**WHAT TO DO:**
Repeat each line exactly as it is written.

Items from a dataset
= = = = =
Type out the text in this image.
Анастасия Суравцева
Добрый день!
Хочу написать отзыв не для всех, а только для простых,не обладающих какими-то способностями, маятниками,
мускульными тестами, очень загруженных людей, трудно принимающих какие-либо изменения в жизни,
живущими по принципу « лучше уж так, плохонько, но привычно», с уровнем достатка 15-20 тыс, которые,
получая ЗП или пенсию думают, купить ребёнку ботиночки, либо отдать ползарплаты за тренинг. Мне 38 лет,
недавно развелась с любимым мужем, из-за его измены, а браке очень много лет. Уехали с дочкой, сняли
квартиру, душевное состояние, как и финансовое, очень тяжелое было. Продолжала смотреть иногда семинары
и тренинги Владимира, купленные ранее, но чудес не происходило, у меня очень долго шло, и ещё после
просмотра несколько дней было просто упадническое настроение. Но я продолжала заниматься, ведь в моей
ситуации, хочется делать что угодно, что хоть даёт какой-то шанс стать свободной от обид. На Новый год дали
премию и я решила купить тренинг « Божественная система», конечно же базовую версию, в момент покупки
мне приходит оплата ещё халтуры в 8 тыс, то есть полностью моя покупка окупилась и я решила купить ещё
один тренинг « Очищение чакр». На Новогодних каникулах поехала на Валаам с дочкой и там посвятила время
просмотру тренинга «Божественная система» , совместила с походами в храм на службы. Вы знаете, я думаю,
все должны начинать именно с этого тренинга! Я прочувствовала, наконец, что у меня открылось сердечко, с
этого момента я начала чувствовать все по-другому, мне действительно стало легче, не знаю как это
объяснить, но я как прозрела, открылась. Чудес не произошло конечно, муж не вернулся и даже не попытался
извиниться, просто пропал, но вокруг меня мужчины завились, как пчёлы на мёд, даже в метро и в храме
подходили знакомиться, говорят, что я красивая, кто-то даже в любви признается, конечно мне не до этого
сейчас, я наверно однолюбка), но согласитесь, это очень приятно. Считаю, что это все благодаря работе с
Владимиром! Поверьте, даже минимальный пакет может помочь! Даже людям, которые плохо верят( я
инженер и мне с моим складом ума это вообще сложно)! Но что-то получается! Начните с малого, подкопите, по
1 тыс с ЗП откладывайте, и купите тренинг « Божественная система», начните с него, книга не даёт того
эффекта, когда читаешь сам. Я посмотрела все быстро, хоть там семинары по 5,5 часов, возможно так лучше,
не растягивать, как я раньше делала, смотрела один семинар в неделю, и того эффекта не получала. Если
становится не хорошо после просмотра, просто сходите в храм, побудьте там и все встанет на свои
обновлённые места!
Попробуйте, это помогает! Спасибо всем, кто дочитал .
= = = = =
**SOLUTION BELOW:**
Type out the text in this image.
Анастасия Суравцева
Добрый день!
Хочу написать отзыв не для всех, а только для простых,не обладающих какими-то способностями, маятниками,
мускульными тестами, очень загруженных людей, трудно принимающих какие-либо изменения в жизни,
живущими по принципу « лучше уж так, плохонько, но привычно», с уровнем достатка 15-20 тыс, которые,
получая ЗП или пенсию думают, купить ребёнку ботиночки, либо отдать ползарплаты за тренинг. Мне 38 лет,
недавно развелась с любимым мужем, из-за его измены, а браке очень много лет. Уехали с дочкой, сняли
квартиру, душевное состояние, как и финансовое, очень тяжелое было. Продолжала смотреть иногда семинары
и тренинги Владимира, купленные ранее, но чудес не происходило, у меня очень долго шло, и ещё после
просмотра несколько дней было просто упадническое настроение. Но я продолжала заниматься, ведь в моей
ситуации, хочется делать что угодно, что хоть даёт какой-то шанс стать свободной от обид. На Новый год дали
премию и я решила купить тренинг « Божественная система», конечно же базовую версию, в момент покупки
мне приходит оплата ещё халтуры в 8 тыс, то есть полностью моя покупка окупилась и я решила купить ещё
один тренинг « Очищение чакр». На Новогодних каникулах поехала на Валаам с дочкой и там посвятила время
просмотру тренинга «Божественная система» , совместила с походами в храм на службы. Вы знаете, я думаю,
все должны начинать именно с этого тренинга! Я прочувствовала, наконец, что у меня открылось сердечко, с
этого момента я начала чувствовать все по-другому, мне действительно стало легче, не знаю как это
объяснить, но я как прозрела, открылась. Чудес не произошло конечно, муж не вернулся и даже не попытался
извиниться, просто пропал, но вокруг меня мужчины завились, как пчёлы на мёд, даже в метро и в храме
подходили знакомиться, говорят, что я красивая, кто-то даже в любви признается, конечно мне не до этого
сейчас, я наверно однолюбка), но согласитесь, это очень приятно. Считаю, что это все благодаря работе с
Владимиром! Поверьте, даже минимальный пакет может помочь! Даже людям, которые плохо верят( я
инженер и мне с моим складом ума это вообще сложно)! Но что-то получается! Начните с малого, подкопите, по
1 тыс с ЗП откладывайте, и купите тренинг « Божественная система», начните с него, книга не даёт того
эффекта, когда читаешь сам. Я посмотрела все быстро, хоть там семинары по 5,5 часов, возможно так лучше,
не растягивать, как я раньше делала, смотрела один семинар в неделю, и того эффекта не получала. Если
становится не хорошо после просмотра, просто сходите в храм, побудьте там и все встанет на свои
обновлённые места!
Попробуйте, это помогает! Спасибо всем, кто дочитал .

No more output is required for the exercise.